§ Page text:
= = =

Connecting Dual NVIDIA DGX Nodes via MikroTik: 400Gbps Guide

May 14, 2026
News
0 likes
754 views

2 x DGX spark cluster connected with ConnectX-7 400Gbps breakout cable via Mikrotik CRS804-4DDQ

What we were trying to do

We have two NVIDIA DGX Spark workstations in our lab. Think of these as desktop-sized AI supercomputers. Each one is built around NVIDIA's GB10 "superchip" — a single piece of silicon that combines an ARM-based Grace CPU, a Blackwell-generation GPU, and around 128 GB of memory that both the CPU and GPU share directly. That shared memory is the unusual bit: on a normal computer the CPU and GPU each have their own memory and have to copy data back and forth, which is slow. On the DGX Spark, they don't.

One DGX is useful on its own. Two DGXes working together is more useful — but only if they can talk to each other fast enough. AI training jobs constantly shuffle huge amounts of data between machines, and if the network is slow, the GPUs sit idle waiting. So before doing any actual AI work, we wanted to know: how fast can these two machines actually communicate?

Each DGX Spark has two high-speed network ports on a Mellanox/NVIDIA ConnectX-7 network card, each rated at 200 gigabits per second — that's about 200 times faster than the gigabit network ports on a typical home router. Between the two DGXes we placed a switch (a MikroTik CRS804-4DDQ) that has four ports each capable of 400 gigabits per second, so it's never going to be the bottleneck. We used DAC (direct-attach copper) cables — short, thick cables with the optics built into the connectors. On paper, this setup should fly.

? We supply all the necessary hardware: NVIDIA DGX Spark and Mikrotik CRS804-4DDQ.

The first attempt: disappointing

We connected the two machines with a single cable and ran iperf3, the standard tool for measuring network bandwidth between two Linux machines. It works the same way as an internet speed test: open a TCP connection, send data as fast as possible, measure how much got through.

Result: 96 gigabits per second. That's only half of what the cable should be capable of.

This is actually normal. Out of the box, every part of the chain — the network card, the operating system, the switch — is tuned for safety and compatibility rather than raw speed. So we started turning knobs:

Jumbo frames. By default every chunk of network data, called a "packet," is limited to about 1,500 bytes. That number is a holdover from the 1980s. We increased it to 9,000 bytes — the modern "jumbo frame" size. Fewer packets to process means less work per gigabit.

= = =

§ Data lines:
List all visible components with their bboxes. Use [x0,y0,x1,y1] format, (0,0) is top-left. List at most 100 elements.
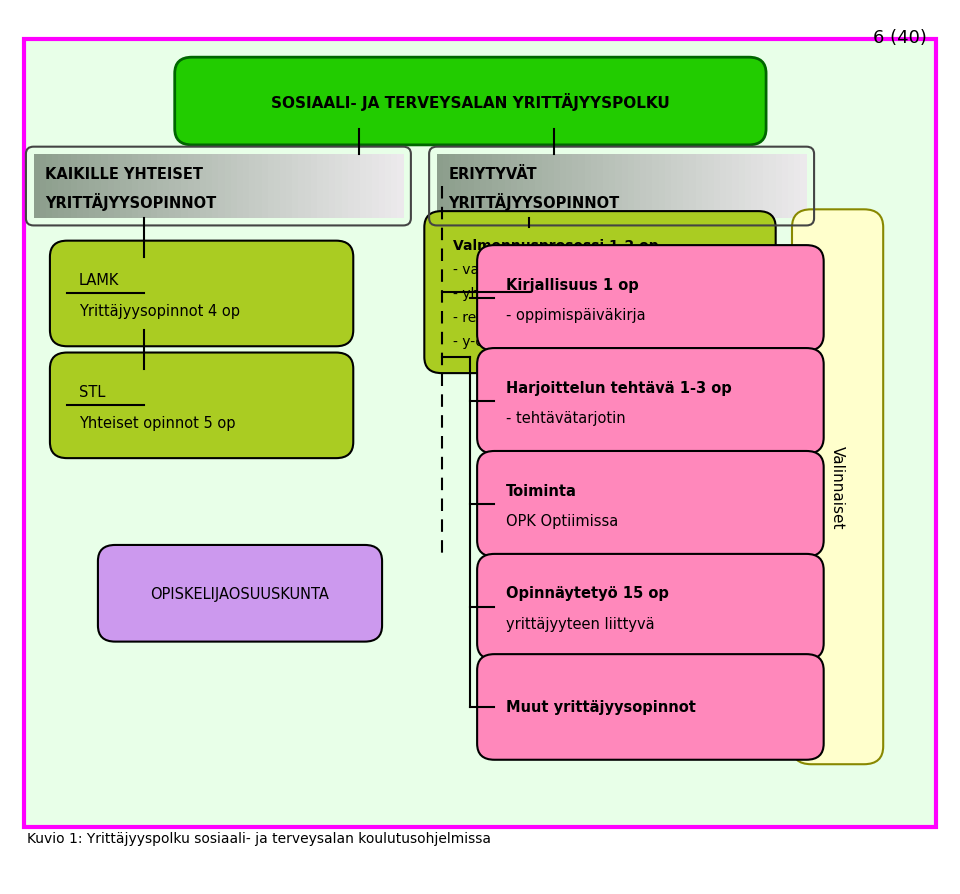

= = =

§ Aim of the exercise:
Do these statements agree with the DGX networking guide above? Answer yes or no for each and quote the words from the guide that decide it.
1. Each network port on a DGX Spark's ConnectX-7 card is rated at 400 gigabits per second.
2. The first iperf3 test over a single cable measured 96 gigabits per second.
3. The packet size limit was raised to 9,000 bytes.

§ Response to the task:
1. No: "each rated at 200 gigabits per second"
2. Yes: "Result: 96 gigabits per second."
3. Yes: "We increased it to 9,000 bytes"